• _Listed entries_:

╭──

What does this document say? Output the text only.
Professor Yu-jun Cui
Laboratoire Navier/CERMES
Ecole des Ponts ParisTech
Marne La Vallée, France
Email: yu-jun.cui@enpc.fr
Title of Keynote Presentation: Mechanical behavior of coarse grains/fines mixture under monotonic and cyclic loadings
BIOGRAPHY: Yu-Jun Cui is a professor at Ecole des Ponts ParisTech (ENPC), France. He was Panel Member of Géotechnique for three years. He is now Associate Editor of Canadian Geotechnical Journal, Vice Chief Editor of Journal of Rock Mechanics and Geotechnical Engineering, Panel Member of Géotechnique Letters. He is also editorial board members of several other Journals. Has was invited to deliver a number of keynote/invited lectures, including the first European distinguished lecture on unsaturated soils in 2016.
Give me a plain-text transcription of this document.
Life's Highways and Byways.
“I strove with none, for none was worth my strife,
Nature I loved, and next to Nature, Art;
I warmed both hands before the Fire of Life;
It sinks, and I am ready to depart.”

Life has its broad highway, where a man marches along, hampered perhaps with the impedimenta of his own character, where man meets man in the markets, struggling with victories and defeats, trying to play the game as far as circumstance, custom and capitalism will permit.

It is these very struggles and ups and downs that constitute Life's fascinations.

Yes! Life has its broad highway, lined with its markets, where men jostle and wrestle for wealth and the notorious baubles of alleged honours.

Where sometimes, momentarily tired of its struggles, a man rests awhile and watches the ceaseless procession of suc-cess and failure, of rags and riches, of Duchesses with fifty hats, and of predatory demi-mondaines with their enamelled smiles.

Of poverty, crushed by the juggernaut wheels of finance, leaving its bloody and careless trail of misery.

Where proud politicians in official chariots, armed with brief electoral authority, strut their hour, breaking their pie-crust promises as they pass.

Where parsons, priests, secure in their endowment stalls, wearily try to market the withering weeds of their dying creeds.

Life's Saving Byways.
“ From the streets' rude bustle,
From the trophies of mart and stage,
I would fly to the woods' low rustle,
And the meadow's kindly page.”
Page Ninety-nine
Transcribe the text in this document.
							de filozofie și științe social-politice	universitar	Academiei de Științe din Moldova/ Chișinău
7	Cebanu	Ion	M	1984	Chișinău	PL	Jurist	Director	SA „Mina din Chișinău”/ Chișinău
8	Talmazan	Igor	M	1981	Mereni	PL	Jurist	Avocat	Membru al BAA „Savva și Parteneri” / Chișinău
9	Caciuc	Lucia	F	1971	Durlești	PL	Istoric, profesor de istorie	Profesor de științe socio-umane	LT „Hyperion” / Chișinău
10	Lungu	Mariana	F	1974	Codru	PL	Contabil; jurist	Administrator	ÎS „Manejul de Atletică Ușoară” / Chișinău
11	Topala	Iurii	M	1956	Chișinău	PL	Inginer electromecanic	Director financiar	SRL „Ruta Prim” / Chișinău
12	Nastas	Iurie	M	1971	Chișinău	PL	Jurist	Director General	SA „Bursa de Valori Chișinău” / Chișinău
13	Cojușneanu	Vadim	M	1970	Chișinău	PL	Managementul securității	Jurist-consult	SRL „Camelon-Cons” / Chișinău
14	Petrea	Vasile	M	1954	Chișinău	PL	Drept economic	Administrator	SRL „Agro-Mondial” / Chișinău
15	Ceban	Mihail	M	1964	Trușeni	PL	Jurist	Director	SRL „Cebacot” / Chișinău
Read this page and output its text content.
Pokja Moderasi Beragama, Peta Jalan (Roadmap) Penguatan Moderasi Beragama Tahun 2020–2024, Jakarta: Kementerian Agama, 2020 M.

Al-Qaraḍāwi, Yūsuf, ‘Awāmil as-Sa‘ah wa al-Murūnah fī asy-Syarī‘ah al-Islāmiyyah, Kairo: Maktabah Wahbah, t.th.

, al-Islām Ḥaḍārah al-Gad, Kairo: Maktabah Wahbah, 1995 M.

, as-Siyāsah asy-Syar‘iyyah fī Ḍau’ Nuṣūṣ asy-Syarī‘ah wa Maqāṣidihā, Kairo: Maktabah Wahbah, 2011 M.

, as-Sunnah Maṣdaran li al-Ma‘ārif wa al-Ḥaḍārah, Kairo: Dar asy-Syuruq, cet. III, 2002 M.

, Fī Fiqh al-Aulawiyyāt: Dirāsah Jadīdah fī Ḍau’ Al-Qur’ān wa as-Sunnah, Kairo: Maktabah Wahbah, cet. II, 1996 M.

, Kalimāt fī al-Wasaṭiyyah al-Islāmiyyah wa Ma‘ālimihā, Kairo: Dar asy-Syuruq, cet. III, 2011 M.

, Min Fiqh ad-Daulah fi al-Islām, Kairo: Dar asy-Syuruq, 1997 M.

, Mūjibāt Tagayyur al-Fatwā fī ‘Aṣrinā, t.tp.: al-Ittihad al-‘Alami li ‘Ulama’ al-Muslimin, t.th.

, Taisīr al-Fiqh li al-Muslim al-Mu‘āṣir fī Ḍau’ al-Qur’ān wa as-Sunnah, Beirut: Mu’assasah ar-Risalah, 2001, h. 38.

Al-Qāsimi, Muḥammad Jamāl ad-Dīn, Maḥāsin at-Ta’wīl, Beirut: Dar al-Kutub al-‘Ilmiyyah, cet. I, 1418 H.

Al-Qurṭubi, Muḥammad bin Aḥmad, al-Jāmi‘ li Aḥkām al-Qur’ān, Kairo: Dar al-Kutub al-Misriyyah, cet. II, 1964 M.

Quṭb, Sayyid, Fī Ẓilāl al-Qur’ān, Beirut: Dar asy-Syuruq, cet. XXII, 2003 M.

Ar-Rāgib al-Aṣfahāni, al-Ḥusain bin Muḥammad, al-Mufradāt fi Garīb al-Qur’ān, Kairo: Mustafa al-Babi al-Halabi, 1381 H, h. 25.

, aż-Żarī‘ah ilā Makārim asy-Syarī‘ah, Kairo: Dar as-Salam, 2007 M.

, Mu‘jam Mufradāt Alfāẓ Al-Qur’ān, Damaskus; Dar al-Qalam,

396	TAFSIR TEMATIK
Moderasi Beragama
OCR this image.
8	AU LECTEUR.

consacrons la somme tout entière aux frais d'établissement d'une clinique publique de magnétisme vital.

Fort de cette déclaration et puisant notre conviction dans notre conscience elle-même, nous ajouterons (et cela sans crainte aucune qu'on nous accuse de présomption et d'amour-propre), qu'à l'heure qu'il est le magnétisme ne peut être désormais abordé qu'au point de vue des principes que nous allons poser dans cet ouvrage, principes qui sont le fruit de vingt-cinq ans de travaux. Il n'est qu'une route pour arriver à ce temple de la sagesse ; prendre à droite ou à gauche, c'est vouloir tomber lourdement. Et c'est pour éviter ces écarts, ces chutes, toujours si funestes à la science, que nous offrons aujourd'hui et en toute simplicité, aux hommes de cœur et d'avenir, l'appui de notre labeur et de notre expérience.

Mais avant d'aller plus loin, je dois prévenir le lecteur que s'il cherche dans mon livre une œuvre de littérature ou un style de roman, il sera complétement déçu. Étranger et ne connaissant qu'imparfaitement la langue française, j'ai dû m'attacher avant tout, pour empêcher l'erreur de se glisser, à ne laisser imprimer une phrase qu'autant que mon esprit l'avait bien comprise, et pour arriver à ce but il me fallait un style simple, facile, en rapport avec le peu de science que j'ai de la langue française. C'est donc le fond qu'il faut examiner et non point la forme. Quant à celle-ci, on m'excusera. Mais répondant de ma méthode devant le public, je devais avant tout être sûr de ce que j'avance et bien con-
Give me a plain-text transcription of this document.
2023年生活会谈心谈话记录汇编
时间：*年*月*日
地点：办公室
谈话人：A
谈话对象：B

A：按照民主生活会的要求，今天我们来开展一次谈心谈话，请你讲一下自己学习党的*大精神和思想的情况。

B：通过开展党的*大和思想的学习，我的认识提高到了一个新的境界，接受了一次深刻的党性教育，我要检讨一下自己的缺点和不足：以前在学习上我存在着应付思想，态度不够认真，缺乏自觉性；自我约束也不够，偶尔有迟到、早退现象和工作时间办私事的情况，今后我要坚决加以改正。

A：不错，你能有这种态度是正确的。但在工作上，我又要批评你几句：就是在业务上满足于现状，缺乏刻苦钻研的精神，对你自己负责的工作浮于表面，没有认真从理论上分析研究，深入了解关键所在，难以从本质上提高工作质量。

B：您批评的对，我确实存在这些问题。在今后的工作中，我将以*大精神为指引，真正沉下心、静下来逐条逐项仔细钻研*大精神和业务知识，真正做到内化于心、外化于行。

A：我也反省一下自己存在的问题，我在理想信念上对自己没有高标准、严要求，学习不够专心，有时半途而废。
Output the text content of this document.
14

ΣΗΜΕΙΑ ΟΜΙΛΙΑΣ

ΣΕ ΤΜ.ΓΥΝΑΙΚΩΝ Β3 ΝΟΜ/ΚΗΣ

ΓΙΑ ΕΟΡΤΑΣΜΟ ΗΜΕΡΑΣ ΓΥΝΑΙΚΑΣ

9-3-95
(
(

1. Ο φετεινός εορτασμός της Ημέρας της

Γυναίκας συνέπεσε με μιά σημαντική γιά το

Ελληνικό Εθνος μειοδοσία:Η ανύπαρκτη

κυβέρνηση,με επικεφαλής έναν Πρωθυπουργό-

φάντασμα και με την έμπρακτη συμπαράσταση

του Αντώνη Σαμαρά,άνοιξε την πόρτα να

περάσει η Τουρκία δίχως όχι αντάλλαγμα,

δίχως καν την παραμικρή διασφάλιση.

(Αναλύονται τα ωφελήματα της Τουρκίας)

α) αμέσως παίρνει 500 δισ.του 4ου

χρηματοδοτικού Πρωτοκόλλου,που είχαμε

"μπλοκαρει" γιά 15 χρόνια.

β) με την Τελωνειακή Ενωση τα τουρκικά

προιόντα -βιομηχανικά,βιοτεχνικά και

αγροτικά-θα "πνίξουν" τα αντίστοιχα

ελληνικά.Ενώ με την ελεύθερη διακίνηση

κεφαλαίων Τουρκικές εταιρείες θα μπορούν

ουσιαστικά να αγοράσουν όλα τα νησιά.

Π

╰──

• _Given problem_: Return exactly the lines from the line bearing "Output the text content of this document." to the end of the records, inclusive of both; include no other lines.

• _Answer to this exercise_:
Output the text content of this document.
14

ΣΗΜΕΙΑ ΟΜΙΛΙΑΣ

ΣΕ ΤΜ.ΓΥΝΑΙΚΩΝ Β3 ΝΟΜ/ΚΗΣ

ΓΙΑ ΕΟΡΤΑΣΜΟ ΗΜΕΡΑΣ ΓΥΝΑΙΚΑΣ

9-3-95
(
(

1. Ο φετεινός εορτασμός της Ημέρας της

Γυναίκας συνέπεσε με μιά σημαντική γιά το

Ελληνικό Εθνος μειοδοσία:Η ανύπαρκτη

κυβέρνηση,με επικεφαλής έναν Πρωθυπουργό-

φάντασμα και με την έμπρακτη συμπαράσταση

του Αντώνη Σαμαρά,άνοιξε την πόρτα να

περάσει η Τουρκία δίχως όχι αντάλλαγμα,

δίχως καν την παραμικρή διασφάλιση.

(Αναλύονται τα ωφελήματα της Τουρκίας)

α) αμέσως παίρνει 500 δισ.του 4ου

χρηματοδοτικού Πρωτοκόλλου,που είχαμε

"μπλοκαρει" γιά 15 χρόνια.

β) με την Τελωνειακή Ενωση τα τουρκικά

προιόντα -βιομηχανικά,βιοτεχνικά και

αγροτικά-θα "πνίξουν" τα αντίστοιχα

ελληνικά.Ενώ με την ελεύθερη διακίνηση

κεφαλαίων Τουρκικές εταιρείες θα μπορούν

ουσιαστικά να αγοράσουν όλα τα νησιά.

Π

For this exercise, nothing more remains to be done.